DIRECTIVE: Output each entry verbatim and exclude every picture from it.

RAW RECORDS:

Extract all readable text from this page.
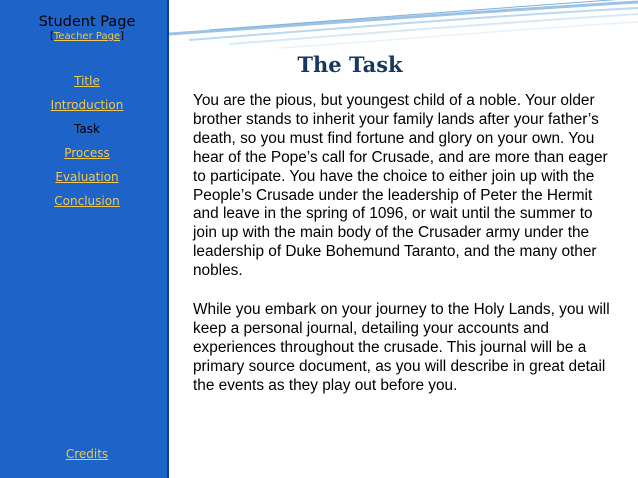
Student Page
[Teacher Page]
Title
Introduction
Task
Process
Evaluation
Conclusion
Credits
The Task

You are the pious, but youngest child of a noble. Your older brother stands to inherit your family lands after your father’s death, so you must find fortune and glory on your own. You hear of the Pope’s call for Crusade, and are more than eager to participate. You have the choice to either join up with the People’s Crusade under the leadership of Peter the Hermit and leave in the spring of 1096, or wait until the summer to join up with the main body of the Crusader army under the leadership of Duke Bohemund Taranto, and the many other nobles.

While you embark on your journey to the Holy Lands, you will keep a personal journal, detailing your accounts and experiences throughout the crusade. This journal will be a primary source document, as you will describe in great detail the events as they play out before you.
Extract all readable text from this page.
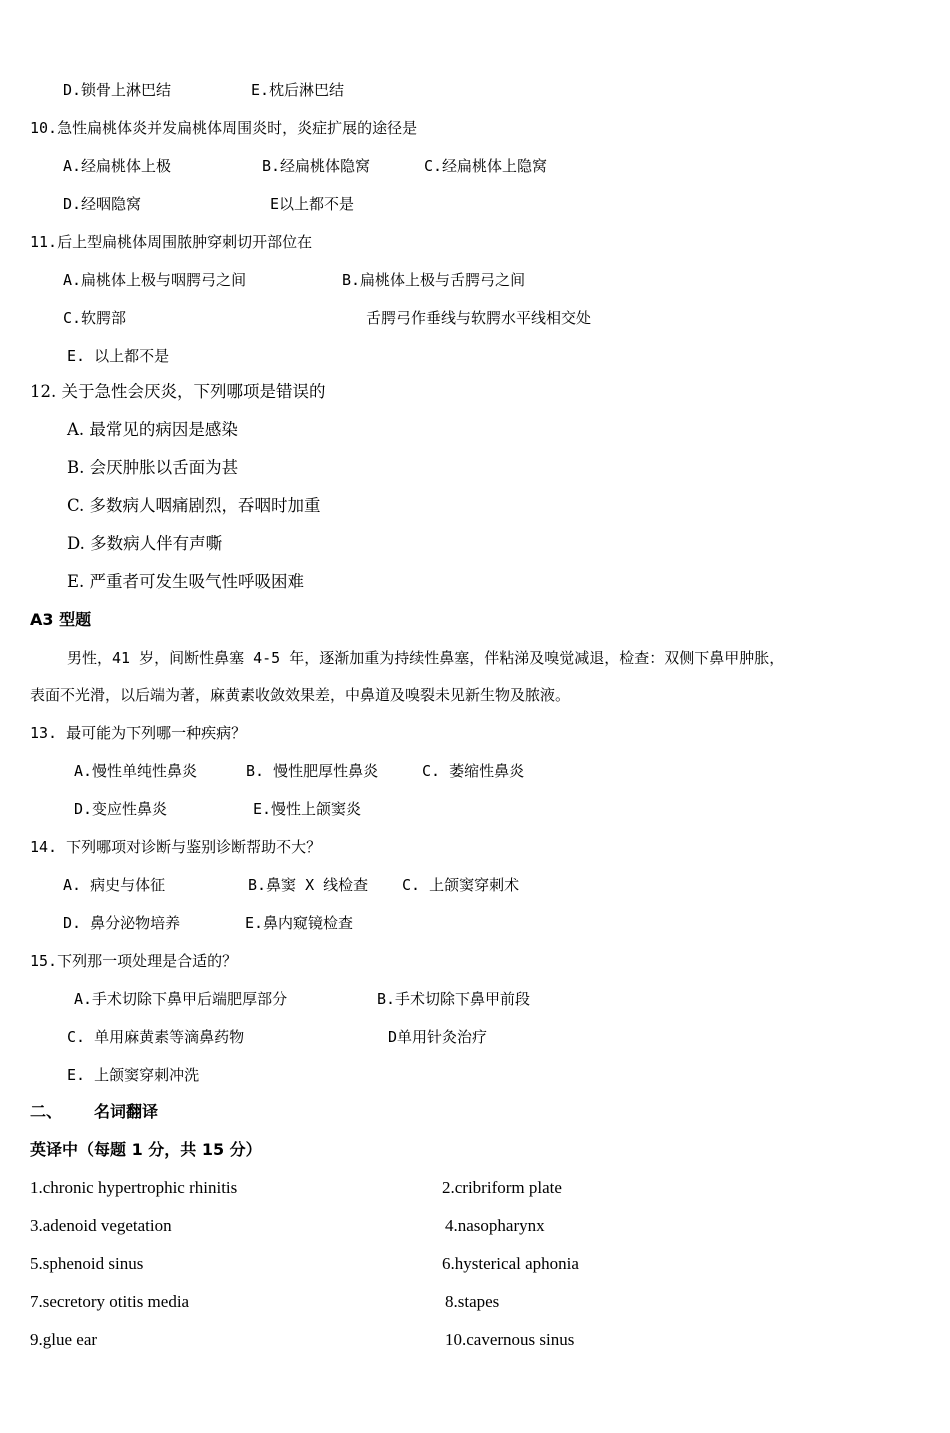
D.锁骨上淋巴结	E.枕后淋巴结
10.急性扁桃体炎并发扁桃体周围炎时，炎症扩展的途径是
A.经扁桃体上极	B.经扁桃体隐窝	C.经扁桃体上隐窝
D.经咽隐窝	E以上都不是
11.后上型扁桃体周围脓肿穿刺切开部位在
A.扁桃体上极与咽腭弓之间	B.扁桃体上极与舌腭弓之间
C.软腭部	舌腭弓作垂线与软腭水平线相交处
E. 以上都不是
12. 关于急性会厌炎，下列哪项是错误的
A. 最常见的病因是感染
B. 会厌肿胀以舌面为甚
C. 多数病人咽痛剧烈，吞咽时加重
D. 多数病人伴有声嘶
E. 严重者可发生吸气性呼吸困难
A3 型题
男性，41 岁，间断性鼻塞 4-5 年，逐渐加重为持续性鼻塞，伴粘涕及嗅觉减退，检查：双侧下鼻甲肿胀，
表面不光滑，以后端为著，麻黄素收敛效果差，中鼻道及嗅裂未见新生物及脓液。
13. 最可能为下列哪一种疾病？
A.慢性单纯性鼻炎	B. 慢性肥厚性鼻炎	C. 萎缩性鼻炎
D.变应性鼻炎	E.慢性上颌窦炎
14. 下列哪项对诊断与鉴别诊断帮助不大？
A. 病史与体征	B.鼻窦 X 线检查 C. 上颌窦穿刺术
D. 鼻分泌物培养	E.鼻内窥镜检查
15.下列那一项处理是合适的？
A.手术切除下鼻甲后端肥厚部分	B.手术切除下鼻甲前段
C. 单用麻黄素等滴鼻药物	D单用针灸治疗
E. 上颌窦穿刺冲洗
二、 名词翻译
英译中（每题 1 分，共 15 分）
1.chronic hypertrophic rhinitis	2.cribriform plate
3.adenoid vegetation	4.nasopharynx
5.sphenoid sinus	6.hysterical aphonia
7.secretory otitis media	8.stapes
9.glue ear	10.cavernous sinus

EXERCISE RESPONSE:
Extract all readable text from this page.
Student Page
[Teacher Page]
Title
Introduction
Task
Process
Evaluation
Conclusion
Credits
The Task

You are the pious, but youngest child of a noble. Your older brother stands to inherit your family lands after your father’s death, so you must find fortune and glory on your own. You hear of the Pope’s call for Crusade, and are more than eager to participate. You have the choice to either join up with the People’s Crusade under the leadership of Peter the Hermit and leave in the spring of 1096, or wait until the summer to join up with the main body of the Crusader army under the leadership of Duke Bohemund Taranto, and the many other nobles.

While you embark on your journey to the Holy Lands, you will keep a personal journal, detailing your accounts and experiences throughout the crusade. This journal will be a primary source document, as you will describe in great detail the events as they play out before you.
Extract all readable text from this page.
D.锁骨上淋巴结	E.枕后淋巴结
10.急性扁桃体炎并发扁桃体周围炎时，炎症扩展的途径是
A.经扁桃体上极	B.经扁桃体隐窝	C.经扁桃体上隐窝
D.经咽隐窝	E以上都不是
11.后上型扁桃体周围脓肿穿刺切开部位在
A.扁桃体上极与咽腭弓之间	B.扁桃体上极与舌腭弓之间
C.软腭部	舌腭弓作垂线与软腭水平线相交处
E. 以上都不是
12. 关于急性会厌炎，下列哪项是错误的
A. 最常见的病因是感染
B. 会厌肿胀以舌面为甚
C. 多数病人咽痛剧烈，吞咽时加重
D. 多数病人伴有声嘶
E. 严重者可发生吸气性呼吸困难
A3 型题
男性，41 岁，间断性鼻塞 4-5 年，逐渐加重为持续性鼻塞，伴粘涕及嗅觉减退，检查：双侧下鼻甲肿胀，
表面不光滑，以后端为著，麻黄素收敛效果差，中鼻道及嗅裂未见新生物及脓液。
13. 最可能为下列哪一种疾病？
A.慢性单纯性鼻炎	B. 慢性肥厚性鼻炎	C. 萎缩性鼻炎
D.变应性鼻炎	E.慢性上颌窦炎
14. 下列哪项对诊断与鉴别诊断帮助不大？
A. 病史与体征	B.鼻窦 X 线检查 C. 上颌窦穿刺术
D. 鼻分泌物培养	E.鼻内窥镜检查
15.下列那一项处理是合适的？
A.手术切除下鼻甲后端肥厚部分	B.手术切除下鼻甲前段
C. 单用麻黄素等滴鼻药物	D单用针灸治疗
E. 上颌窦穿刺冲洗
二、 名词翻译
英译中（每题 1 分，共 15 分）
1.chronic hypertrophic rhinitis	2.cribriform plate
3.adenoid vegetation	4.nasopharynx
5.sphenoid sinus	6.hysterical aphonia
7.secretory otitis media	8.stapes
9.glue ear	10.cavernous sinus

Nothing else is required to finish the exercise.